You are to retype all of the data exactly as it appears.

▸ RECORDS SHOWN

◆ ◆ ◆

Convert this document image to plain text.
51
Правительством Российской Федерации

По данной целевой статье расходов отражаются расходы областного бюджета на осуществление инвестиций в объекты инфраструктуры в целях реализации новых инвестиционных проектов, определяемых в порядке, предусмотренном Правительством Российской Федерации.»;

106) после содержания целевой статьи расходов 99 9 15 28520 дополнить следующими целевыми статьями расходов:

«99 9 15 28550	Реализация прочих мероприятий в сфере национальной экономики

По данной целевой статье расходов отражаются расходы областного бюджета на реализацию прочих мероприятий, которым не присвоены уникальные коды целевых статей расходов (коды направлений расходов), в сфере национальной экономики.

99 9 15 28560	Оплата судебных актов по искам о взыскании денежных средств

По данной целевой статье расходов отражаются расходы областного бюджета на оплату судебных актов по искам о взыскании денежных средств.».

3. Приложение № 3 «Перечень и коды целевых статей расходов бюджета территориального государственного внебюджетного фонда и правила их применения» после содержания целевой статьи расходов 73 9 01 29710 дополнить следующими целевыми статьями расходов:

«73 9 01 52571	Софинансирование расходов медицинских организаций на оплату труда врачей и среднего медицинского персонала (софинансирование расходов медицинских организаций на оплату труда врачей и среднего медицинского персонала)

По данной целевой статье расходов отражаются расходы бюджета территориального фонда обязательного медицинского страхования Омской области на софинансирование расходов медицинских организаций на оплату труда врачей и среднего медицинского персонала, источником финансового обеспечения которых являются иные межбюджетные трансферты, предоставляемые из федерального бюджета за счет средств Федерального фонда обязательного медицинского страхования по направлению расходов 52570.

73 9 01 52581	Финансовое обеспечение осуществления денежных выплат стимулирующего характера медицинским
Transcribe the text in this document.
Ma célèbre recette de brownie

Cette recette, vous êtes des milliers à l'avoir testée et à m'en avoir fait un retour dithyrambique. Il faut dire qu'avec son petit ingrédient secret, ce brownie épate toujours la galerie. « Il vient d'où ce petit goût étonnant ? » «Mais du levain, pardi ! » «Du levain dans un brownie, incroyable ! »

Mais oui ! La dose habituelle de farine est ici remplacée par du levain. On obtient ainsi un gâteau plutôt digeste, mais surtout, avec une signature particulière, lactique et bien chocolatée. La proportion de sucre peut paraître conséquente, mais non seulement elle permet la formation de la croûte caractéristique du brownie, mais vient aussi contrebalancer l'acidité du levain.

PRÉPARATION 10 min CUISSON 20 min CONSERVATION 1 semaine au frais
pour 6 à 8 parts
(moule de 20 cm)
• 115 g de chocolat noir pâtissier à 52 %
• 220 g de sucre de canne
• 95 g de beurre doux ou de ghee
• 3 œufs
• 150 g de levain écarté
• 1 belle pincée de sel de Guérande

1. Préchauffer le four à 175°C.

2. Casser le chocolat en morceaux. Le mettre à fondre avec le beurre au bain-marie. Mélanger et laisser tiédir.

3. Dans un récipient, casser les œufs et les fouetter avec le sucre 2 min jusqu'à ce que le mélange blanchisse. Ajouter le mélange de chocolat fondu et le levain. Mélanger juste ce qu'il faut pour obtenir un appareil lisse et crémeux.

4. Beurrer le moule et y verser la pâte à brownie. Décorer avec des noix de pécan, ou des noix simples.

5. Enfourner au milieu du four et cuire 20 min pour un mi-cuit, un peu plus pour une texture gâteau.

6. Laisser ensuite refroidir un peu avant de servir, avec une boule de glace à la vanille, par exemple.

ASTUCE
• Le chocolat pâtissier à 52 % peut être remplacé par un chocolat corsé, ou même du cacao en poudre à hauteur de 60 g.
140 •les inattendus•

◆ ◆ ◆

▸ OUTPUT OF THE TASK
Convert this document image to plain text.
51
Правительством Российской Федерации

По данной целевой статье расходов отражаются расходы областного бюджета на осуществление инвестиций в объекты инфраструктуры в целях реализации новых инвестиционных проектов, определяемых в порядке, предусмотренном Правительством Российской Федерации.»;

106) после содержания целевой статьи расходов 99 9 15 28520 дополнить следующими целевыми статьями расходов:

«99 9 15 28550	Реализация прочих мероприятий в сфере национальной экономики

По данной целевой статье расходов отражаются расходы областного бюджета на реализацию прочих мероприятий, которым не присвоены уникальные коды целевых статей расходов (коды направлений расходов), в сфере национальной экономики.

99 9 15 28560	Оплата судебных актов по искам о взыскании денежных средств

По данной целевой статье расходов отражаются расходы областного бюджета на оплату судебных актов по искам о взыскании денежных средств.».

3. Приложение № 3 «Перечень и коды целевых статей расходов бюджета территориального государственного внебюджетного фонда и правила их применения» после содержания целевой статьи расходов 73 9 01 29710 дополнить следующими целевыми статьями расходов:

«73 9 01 52571	Софинансирование расходов медицинских организаций на оплату труда врачей и среднего медицинского персонала (софинансирование расходов медицинских организаций на оплату труда врачей и среднего медицинского персонала)

По данной целевой статье расходов отражаются расходы бюджета территориального фонда обязательного медицинского страхования Омской области на софинансирование расходов медицинских организаций на оплату труда врачей и среднего медицинского персонала, источником финансового обеспечения которых являются иные межбюджетные трансферты, предоставляемые из федерального бюджета за счет средств Федерального фонда обязательного медицинского страхования по направлению расходов 52570.

73 9 01 52581	Финансовое обеспечение осуществления денежных выплат стимулирующего характера медицинским
Transcribe the text in this document.
Ma célèbre recette de brownie

Cette recette, vous êtes des milliers à l'avoir testée et à m'en avoir fait un retour dithyrambique. Il faut dire qu'avec son petit ingrédient secret, ce brownie épate toujours la galerie. « Il vient d'où ce petit goût étonnant ? » «Mais du levain, pardi ! » «Du levain dans un brownie, incroyable ! »

Mais oui ! La dose habituelle de farine est ici remplacée par du levain. On obtient ainsi un gâteau plutôt digeste, mais surtout, avec une signature particulière, lactique et bien chocolatée. La proportion de sucre peut paraître conséquente, mais non seulement elle permet la formation de la croûte caractéristique du brownie, mais vient aussi contrebalancer l'acidité du levain.

PRÉPARATION 10 min CUISSON 20 min CONSERVATION 1 semaine au frais
pour 6 à 8 parts
(moule de 20 cm)
• 115 g de chocolat noir pâtissier à 52 %
• 220 g de sucre de canne
• 95 g de beurre doux ou de ghee
• 3 œufs
• 150 g de levain écarté
• 1 belle pincée de sel de Guérande

1. Préchauffer le four à 175°C.

2. Casser le chocolat en morceaux. Le mettre à fondre avec le beurre au bain-marie. Mélanger et laisser tiédir.

3. Dans un récipient, casser les œufs et les fouetter avec le sucre 2 min jusqu'à ce que le mélange blanchisse. Ajouter le mélange de chocolat fondu et le levain. Mélanger juste ce qu'il faut pour obtenir un appareil lisse et crémeux.

4. Beurrer le moule et y verser la pâte à brownie. Décorer avec des noix de pécan, ou des noix simples.

5. Enfourner au milieu du four et cuire 20 min pour un mi-cuit, un peu plus pour une texture gâteau.

6. Laisser ensuite refroidir un peu avant de servir, avec une boule de glace à la vanille, par exemple.

ASTUCE
• Le chocolat pâtissier à 52 % peut être remplacé par un chocolat corsé, ou même du cacao en poudre à hauteur de 60 g.
140 •les inattendus•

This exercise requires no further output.